__STATED PROBLEM__. Copy out all lines in the data below containing the string "Diffusion".

-*-*-

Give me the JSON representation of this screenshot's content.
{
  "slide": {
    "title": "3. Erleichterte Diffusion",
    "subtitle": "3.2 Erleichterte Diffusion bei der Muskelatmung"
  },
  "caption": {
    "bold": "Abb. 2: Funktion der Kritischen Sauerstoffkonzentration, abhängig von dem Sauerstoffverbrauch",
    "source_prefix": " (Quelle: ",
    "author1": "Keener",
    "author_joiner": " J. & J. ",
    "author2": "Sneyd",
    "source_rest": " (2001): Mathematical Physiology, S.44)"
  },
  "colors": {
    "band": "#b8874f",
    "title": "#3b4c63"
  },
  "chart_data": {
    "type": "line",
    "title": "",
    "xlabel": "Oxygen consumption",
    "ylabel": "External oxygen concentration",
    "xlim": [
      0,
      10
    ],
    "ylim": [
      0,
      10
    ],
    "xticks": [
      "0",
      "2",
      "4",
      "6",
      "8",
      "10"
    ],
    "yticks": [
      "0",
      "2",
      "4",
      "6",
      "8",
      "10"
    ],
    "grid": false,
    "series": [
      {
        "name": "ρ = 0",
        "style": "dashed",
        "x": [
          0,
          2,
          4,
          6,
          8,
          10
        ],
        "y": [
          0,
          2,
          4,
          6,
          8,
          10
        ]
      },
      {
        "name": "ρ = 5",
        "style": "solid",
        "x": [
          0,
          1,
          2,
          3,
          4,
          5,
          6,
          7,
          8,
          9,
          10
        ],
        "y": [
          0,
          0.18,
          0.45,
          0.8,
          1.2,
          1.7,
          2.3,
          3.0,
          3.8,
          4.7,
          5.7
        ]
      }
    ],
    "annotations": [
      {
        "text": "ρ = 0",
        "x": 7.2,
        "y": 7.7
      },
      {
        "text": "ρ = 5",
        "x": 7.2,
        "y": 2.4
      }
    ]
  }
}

-*-*-

__WORKED ANSWER__.
    "title": "3. Erleichterte Diffusion",
    "subtitle": "3.2 Erleichterte Diffusion bei der Muskelatmung"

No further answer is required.